Objective:
Find "Parse this screenshot: output" in the records that follow; print that line and each subsequent line through the last one, verbatim and with nothing added.

Data provided:
◇ ◇ ◇ ◇
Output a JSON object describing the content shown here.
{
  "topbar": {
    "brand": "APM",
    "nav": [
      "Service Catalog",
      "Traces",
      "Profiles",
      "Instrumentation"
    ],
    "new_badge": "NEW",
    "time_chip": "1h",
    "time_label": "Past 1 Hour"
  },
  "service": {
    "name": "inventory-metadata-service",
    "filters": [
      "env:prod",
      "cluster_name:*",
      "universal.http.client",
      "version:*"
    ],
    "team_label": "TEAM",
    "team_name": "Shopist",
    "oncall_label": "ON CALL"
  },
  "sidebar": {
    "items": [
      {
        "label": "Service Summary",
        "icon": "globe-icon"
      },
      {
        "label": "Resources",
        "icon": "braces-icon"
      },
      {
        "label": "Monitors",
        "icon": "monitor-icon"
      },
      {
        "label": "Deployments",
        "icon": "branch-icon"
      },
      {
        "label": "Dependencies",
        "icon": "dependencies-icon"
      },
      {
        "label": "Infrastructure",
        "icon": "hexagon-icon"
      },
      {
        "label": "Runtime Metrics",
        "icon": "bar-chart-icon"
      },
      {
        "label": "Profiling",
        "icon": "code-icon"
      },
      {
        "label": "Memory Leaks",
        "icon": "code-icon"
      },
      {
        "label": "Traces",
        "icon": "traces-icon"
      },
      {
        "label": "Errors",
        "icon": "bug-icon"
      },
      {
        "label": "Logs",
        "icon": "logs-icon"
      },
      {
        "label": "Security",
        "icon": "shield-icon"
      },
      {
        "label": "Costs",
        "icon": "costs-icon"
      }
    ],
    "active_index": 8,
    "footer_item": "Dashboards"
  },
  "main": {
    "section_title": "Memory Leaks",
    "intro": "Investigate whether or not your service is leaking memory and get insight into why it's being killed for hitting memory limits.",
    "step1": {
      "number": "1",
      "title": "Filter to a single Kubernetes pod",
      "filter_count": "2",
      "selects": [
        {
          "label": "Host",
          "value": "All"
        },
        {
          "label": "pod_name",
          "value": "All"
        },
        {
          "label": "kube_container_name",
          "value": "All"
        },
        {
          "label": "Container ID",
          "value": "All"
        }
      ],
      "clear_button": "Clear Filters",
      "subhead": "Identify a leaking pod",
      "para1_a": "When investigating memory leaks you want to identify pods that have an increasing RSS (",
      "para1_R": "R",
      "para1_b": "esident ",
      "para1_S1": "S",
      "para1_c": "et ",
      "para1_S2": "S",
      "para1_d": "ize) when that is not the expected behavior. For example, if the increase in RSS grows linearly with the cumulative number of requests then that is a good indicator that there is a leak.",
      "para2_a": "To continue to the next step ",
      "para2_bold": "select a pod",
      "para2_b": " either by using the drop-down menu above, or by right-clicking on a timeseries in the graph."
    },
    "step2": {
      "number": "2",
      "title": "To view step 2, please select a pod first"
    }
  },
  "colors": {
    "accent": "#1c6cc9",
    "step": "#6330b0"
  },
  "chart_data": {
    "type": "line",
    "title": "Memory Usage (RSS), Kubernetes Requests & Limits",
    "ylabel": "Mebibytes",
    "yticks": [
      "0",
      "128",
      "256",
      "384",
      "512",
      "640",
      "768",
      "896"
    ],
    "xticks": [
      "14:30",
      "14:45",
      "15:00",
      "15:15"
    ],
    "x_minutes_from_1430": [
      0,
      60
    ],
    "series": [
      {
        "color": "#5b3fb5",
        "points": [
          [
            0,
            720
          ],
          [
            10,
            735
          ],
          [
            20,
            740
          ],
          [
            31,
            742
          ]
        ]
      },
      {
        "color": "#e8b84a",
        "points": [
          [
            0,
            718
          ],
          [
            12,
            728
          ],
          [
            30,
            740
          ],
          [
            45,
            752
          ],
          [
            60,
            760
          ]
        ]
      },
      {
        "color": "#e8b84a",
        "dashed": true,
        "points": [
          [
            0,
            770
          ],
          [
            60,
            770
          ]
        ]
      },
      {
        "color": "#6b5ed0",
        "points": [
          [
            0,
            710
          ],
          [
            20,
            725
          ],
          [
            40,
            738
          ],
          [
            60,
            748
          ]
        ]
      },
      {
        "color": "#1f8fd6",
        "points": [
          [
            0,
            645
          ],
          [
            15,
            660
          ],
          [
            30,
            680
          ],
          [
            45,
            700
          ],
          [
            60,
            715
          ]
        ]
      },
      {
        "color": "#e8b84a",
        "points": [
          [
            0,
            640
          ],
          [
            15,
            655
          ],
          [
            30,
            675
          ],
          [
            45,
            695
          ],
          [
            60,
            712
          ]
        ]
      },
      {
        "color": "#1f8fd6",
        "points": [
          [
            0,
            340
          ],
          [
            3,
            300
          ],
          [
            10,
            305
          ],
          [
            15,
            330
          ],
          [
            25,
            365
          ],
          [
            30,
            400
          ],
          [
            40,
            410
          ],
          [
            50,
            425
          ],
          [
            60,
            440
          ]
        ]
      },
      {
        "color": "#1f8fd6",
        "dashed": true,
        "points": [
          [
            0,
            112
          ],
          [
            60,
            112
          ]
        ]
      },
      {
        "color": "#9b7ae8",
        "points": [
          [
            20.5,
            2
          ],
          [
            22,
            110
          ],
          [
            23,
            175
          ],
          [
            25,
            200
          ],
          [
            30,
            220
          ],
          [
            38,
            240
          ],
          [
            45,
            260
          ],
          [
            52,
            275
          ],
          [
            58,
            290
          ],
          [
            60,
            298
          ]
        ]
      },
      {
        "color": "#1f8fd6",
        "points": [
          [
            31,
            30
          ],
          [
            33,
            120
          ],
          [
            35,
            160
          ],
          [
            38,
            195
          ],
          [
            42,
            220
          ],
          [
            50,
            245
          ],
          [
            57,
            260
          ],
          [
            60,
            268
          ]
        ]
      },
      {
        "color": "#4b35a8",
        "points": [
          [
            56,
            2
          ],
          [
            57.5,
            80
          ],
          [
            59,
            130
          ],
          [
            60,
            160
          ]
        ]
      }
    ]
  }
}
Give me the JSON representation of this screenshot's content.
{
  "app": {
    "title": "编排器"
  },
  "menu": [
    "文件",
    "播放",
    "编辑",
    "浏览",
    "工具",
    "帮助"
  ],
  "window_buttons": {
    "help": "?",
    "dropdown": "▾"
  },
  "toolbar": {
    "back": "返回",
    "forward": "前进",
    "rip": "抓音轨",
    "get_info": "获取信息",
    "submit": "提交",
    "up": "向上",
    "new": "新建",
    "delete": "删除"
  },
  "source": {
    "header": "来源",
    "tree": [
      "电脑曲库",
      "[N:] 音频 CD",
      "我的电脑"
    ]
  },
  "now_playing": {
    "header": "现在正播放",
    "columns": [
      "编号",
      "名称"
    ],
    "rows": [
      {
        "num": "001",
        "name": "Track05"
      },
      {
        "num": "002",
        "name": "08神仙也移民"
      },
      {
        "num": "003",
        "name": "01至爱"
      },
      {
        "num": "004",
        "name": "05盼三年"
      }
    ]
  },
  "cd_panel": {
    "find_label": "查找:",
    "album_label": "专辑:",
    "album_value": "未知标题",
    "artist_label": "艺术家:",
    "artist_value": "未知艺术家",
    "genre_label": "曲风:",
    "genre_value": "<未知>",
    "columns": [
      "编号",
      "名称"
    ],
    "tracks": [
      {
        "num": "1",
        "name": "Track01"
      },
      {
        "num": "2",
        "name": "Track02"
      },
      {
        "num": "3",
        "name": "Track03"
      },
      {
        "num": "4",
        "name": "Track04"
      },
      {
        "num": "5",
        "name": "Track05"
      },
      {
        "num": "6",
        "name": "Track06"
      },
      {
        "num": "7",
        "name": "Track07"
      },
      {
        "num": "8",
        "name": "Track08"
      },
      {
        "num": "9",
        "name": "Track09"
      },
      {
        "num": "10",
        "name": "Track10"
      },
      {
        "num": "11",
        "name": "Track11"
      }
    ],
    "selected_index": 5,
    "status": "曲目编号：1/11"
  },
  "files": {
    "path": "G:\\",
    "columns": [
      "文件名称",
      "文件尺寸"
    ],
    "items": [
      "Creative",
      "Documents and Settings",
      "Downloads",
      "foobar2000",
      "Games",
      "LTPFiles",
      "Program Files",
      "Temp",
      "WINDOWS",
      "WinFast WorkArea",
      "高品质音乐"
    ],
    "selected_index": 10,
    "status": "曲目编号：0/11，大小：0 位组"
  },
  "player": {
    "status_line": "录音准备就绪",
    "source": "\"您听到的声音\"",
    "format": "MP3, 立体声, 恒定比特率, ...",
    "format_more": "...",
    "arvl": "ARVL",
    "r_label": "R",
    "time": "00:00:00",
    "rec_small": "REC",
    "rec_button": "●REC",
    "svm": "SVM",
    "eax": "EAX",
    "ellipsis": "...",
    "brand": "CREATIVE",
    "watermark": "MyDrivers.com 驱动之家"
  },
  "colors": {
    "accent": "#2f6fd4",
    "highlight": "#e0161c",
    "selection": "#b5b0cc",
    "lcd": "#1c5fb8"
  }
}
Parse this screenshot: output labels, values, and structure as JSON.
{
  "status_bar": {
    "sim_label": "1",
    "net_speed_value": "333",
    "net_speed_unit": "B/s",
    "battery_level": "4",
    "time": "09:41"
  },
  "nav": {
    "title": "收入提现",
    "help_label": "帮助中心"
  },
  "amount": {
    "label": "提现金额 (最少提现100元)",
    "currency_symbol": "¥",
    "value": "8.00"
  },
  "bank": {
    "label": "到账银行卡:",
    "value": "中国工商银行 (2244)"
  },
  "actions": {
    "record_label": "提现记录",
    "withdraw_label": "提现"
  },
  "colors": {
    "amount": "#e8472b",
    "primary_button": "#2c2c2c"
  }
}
◇ ◇ ◇ ◇
Task result:
Parse this screenshot: output labels, values, and structure as JSON.
{
  "status_bar": {
    "sim_label": "1",
    "net_speed_value": "333",
    "net_speed_unit": "B/s",
    "battery_level": "4",
    "time": "09:41"
  },
  "nav": {
    "title": "收入提现",
    "help_label": "帮助中心"
  },
  "amount": {
    "label": "提现金额 (最少提现100元)",
    "currency_symbol": "¥",
    "value": "8.00"
  },
  "bank": {
    "label": "到账银行卡:",
    "value": "中国工商银行 (2244)"
  },
  "actions": {
    "record_label": "提现记录",
    "withdraw_label": "提现"
  },
  "colors": {
    "amount": "#e8472b",
    "primary_button": "#2c2c2c"
  }
}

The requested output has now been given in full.